(Extracted data entries)
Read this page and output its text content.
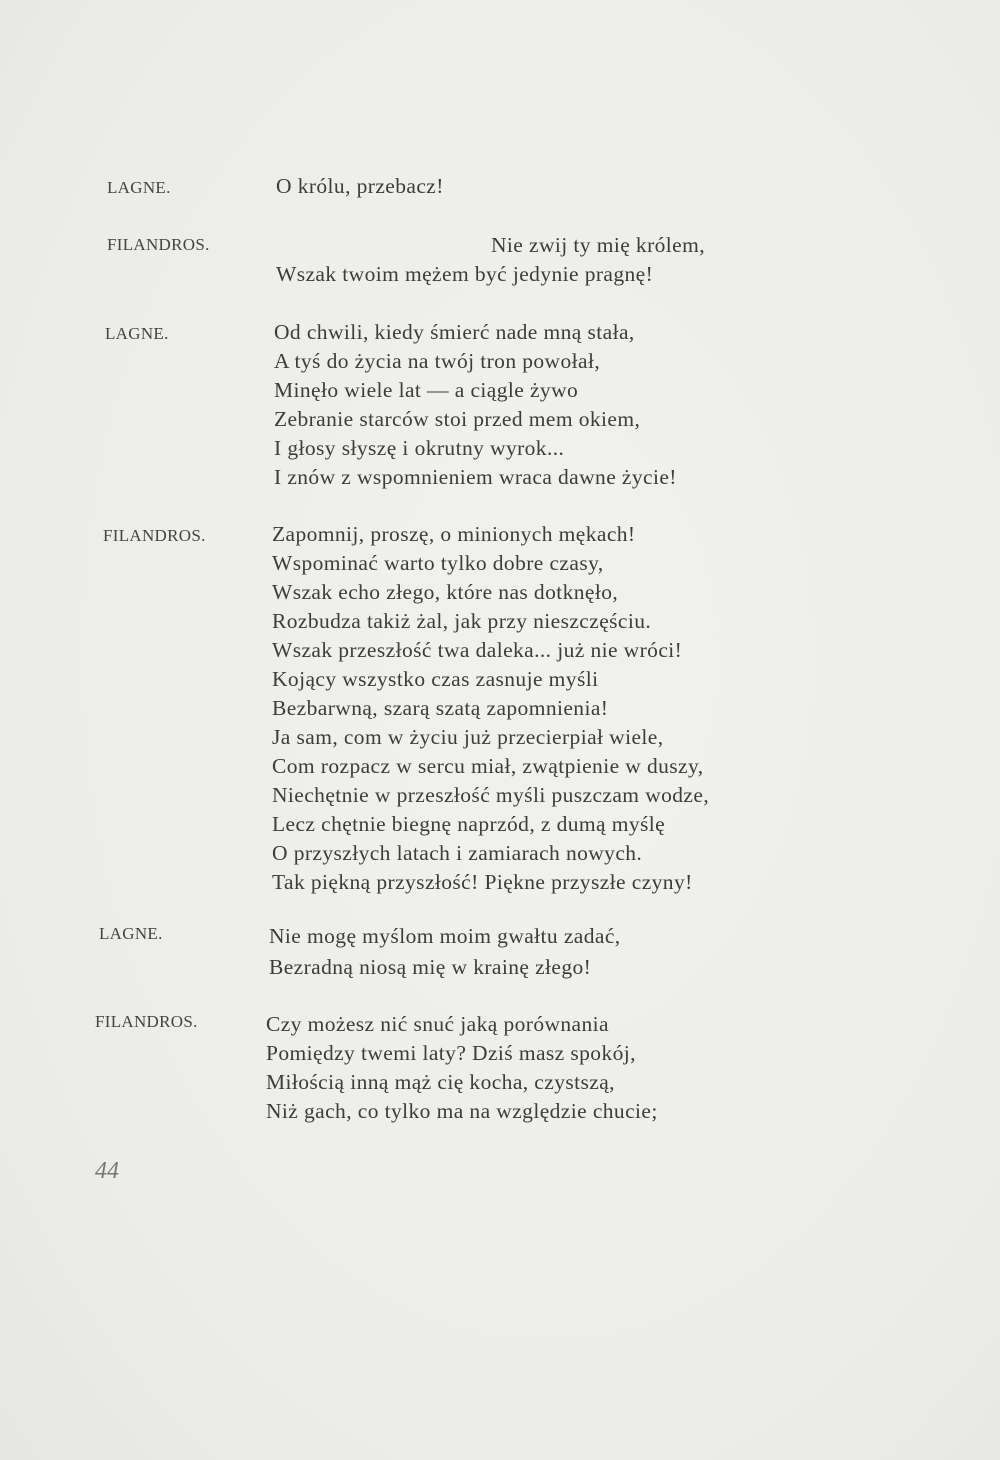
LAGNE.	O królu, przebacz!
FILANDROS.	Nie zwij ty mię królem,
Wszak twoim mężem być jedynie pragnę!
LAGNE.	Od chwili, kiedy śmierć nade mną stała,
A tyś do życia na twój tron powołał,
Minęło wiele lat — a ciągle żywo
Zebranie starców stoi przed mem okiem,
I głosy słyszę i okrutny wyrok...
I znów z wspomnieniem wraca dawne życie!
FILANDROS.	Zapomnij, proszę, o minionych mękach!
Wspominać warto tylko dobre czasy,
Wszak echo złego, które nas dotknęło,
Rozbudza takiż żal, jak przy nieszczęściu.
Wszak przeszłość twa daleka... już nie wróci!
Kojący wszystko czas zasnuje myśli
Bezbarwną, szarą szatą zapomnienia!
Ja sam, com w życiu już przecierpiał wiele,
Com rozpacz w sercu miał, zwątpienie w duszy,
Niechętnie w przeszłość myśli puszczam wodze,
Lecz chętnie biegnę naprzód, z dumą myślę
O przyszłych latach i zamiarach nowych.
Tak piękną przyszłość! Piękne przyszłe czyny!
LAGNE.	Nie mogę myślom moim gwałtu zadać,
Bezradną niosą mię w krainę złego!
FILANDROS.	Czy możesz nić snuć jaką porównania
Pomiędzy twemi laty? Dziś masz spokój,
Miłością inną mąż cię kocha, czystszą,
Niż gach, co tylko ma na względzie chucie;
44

■ **GIVEN EXERCISE**:
Omitting all images, print the listing exactly.

■ **REPLY TO THE TASK**:
Read this page and output its text content.
LAGNE.	O królu, przebacz!
FILANDROS.	Nie zwij ty mię królem,
Wszak twoim mężem być jedynie pragnę!
LAGNE.	Od chwili, kiedy śmierć nade mną stała,
A tyś do życia na twój tron powołał,
Minęło wiele lat — a ciągle żywo
Zebranie starców stoi przed mem okiem,
I głosy słyszę i okrutny wyrok...
I znów z wspomnieniem wraca dawne życie!
FILANDROS.	Zapomnij, proszę, o minionych mękach!
Wspominać warto tylko dobre czasy,
Wszak echo złego, które nas dotknęło,
Rozbudza takiż żal, jak przy nieszczęściu.
Wszak przeszłość twa daleka... już nie wróci!
Kojący wszystko czas zasnuje myśli
Bezbarwną, szarą szatą zapomnienia!
Ja sam, com w życiu już przecierpiał wiele,
Com rozpacz w sercu miał, zwątpienie w duszy,
Niechętnie w przeszłość myśli puszczam wodze,
Lecz chętnie biegnę naprzód, z dumą myślę
O przyszłych latach i zamiarach nowych.
Tak piękną przyszłość! Piękne przyszłe czyny!
LAGNE.	Nie mogę myślom moim gwałtu zadać,
Bezradną niosą mię w krainę złego!
FILANDROS.	Czy możesz nić snuć jaką porównania
Pomiędzy twemi laty? Dziś masz spokój,
Miłością inną mąż cię kocha, czystszą,
Niż gach, co tylko ma na względzie chucie;
44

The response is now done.